--- Do this ---
List every line below containing "Shot".

[BEGIN Records to use]

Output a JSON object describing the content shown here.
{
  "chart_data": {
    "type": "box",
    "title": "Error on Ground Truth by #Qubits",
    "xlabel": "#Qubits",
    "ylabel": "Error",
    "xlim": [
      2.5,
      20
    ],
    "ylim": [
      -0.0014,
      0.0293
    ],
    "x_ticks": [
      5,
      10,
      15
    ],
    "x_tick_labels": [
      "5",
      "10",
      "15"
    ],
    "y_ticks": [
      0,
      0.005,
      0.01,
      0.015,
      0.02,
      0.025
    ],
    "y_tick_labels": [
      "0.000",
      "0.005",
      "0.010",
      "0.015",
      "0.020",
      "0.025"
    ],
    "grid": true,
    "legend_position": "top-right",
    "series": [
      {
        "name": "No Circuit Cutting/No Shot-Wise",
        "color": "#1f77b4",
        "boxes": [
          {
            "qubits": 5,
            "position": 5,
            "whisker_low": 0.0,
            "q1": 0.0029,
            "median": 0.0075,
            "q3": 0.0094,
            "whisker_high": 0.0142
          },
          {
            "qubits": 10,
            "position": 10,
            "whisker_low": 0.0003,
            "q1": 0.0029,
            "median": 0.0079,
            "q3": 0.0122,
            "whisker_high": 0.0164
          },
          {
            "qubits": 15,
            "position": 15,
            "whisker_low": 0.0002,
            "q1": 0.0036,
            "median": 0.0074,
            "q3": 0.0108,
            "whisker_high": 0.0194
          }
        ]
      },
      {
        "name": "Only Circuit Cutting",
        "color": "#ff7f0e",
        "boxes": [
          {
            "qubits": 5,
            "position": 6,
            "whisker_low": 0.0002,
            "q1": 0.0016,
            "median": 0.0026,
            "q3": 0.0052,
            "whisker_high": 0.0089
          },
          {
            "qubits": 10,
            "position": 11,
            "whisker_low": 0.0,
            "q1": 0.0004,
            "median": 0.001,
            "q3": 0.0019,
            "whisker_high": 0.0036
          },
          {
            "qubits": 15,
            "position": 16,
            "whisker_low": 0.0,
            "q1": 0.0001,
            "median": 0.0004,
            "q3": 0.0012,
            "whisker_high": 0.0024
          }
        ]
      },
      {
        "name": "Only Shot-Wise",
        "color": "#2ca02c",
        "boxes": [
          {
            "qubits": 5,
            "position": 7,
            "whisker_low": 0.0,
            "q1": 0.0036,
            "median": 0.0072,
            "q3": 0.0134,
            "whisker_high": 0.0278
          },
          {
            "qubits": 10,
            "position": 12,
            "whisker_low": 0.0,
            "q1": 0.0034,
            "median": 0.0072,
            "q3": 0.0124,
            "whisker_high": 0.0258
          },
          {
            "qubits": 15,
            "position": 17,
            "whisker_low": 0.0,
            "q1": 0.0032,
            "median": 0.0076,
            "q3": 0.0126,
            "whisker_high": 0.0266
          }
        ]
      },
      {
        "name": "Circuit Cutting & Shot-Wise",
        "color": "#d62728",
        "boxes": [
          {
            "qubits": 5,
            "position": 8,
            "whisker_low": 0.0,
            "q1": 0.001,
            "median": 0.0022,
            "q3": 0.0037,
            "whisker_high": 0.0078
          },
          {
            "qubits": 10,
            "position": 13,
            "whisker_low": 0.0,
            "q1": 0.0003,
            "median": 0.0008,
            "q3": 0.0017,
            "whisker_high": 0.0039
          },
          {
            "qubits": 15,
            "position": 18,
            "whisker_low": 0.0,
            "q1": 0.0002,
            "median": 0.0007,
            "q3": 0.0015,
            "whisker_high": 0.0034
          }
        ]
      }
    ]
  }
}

[END Records to use]

--- Worked solution ---
        "name": "No Circuit Cutting/No Shot-Wise",
        "name": "Only Shot-Wise",
        "name": "Circuit Cutting & Shot-Wise",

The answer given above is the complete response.